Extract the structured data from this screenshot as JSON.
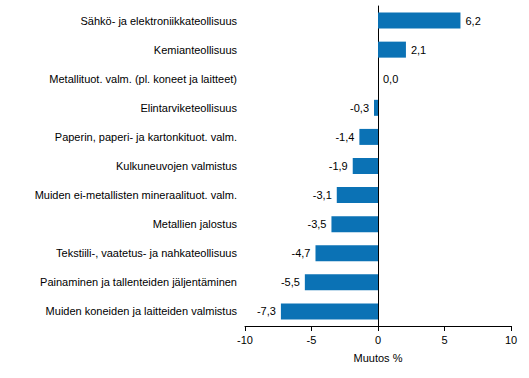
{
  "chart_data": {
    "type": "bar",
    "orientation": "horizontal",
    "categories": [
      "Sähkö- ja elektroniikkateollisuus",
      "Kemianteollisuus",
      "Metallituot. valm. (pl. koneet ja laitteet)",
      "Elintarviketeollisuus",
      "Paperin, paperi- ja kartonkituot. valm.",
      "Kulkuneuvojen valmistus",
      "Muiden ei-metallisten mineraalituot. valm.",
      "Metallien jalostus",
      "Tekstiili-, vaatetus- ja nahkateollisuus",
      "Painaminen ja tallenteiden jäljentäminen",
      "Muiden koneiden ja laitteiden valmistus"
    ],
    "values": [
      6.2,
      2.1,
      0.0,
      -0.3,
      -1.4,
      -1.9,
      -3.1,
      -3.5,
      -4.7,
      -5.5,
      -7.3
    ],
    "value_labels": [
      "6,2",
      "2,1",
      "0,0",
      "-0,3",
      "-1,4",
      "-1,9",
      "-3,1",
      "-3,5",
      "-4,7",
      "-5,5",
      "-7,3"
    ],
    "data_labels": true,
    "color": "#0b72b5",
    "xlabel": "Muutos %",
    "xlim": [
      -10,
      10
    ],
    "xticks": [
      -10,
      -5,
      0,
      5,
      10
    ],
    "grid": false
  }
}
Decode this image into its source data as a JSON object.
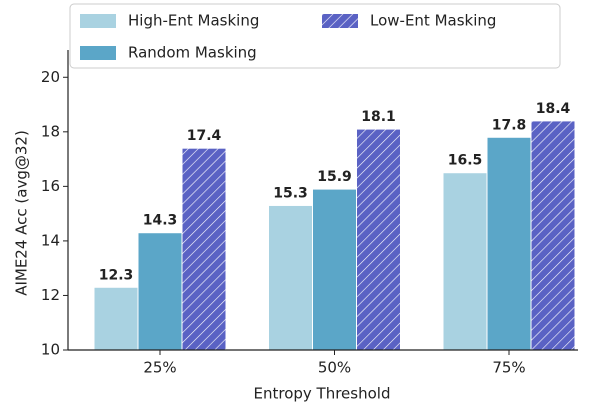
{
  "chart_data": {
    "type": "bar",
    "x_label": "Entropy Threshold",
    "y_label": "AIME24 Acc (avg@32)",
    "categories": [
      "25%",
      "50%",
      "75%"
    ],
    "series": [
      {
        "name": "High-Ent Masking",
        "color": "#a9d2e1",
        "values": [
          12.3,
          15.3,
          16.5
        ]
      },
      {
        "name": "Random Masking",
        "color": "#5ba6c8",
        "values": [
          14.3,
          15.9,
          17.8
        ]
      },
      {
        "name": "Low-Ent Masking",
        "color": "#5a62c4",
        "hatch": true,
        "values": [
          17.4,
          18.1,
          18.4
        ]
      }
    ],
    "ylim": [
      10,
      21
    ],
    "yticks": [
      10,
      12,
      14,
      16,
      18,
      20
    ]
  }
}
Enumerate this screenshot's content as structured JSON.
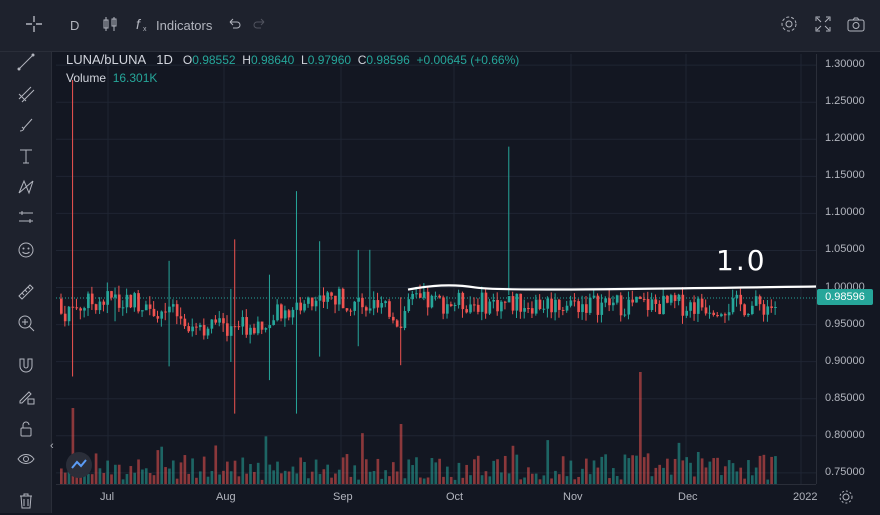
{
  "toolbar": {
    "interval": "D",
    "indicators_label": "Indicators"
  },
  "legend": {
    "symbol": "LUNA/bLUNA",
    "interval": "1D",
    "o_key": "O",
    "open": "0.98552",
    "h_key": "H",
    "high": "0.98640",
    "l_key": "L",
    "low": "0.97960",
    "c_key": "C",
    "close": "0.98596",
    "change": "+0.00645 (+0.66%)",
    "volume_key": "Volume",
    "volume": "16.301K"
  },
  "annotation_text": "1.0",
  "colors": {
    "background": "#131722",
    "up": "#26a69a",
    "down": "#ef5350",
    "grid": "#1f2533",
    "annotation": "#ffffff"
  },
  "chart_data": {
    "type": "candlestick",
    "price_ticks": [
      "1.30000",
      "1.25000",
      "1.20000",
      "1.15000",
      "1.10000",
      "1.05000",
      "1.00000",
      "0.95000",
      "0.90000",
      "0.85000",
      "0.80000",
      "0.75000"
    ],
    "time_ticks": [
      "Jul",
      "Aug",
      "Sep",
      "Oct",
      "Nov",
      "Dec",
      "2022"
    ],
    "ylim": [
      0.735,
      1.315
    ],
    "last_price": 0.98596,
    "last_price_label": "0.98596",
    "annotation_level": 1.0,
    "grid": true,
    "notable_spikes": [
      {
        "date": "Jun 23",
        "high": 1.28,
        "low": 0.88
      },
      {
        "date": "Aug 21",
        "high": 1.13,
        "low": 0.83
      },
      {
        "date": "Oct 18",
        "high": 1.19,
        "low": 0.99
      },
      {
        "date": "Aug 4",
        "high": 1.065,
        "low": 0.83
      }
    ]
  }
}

-------------------------

◆ **SHORT TASK**: Copy all lines in the listing above where the string "JSON" appears.

◆ **RESULT**:
Extract the structured data from this screenshot as JSON.
Decode this image into its source data as a JSON object.
Enumerate this screenshot's content as structured JSON.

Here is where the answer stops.